## START Records for the exercise
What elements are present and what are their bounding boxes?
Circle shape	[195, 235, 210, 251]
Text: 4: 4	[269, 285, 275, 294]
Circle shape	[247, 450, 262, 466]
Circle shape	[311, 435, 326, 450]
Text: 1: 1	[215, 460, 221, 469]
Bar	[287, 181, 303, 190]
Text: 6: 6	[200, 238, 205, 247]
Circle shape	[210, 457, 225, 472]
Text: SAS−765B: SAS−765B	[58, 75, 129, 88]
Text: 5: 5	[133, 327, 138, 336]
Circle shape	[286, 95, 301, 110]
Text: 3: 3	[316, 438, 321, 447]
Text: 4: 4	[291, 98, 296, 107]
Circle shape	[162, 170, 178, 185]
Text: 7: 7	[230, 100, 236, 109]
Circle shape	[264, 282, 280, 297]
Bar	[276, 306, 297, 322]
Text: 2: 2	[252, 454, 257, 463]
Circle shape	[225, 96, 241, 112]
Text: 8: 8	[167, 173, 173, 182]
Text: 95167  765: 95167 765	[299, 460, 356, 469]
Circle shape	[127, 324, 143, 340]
## END Records for the exercise
**Required work:** Output the lines of the rows above as a JSON list of strings, one string per line and no strings for blank lines.

**Exercise response:**
[
  "What elements are present and what are their bounding boxes?",
  "Circle shape\t[195, 235, 210, 251]",
  "Text: 4: 4\t[269, 285, 275, 294]",
  "Circle shape\t[247, 450, 262, 466]",
  "Circle shape\t[311, 435, 326, 450]",
  "Text: 1: 1\t[215, 460, 221, 469]",
  "Bar\t[287, 181, 303, 190]",
  "Text: 6: 6\t[200, 238, 205, 247]",
  "Circle shape\t[210, 457, 225, 472]",
  "Text: SAS−765B: SAS−765B\t[58, 75, 129, 88]",
  "Text: 5: 5\t[133, 327, 138, 336]",
  "Circle shape\t[286, 95, 301, 110]",
  "Text: 3: 3\t[316, 438, 321, 447]",
  "Text: 4: 4\t[291, 98, 296, 107]",
  "Circle shape\t[162, 170, 178, 185]",
  "Text: 7: 7\t[230, 100, 236, 109]",
  "Circle shape\t[264, 282, 280, 297]",
  "Bar\t[276, 306, 297, 322]",
  "Text: 2: 2\t[252, 454, 257, 463]",
  "Circle shape\t[225, 96, 241, 112]",
  "Text: 8: 8\t[167, 173, 173, 182]",
  "Text: 95167  765: 95167 765\t[299, 460, 356, 469]",
  "Circle shape\t[127, 324, 143, 340]"
]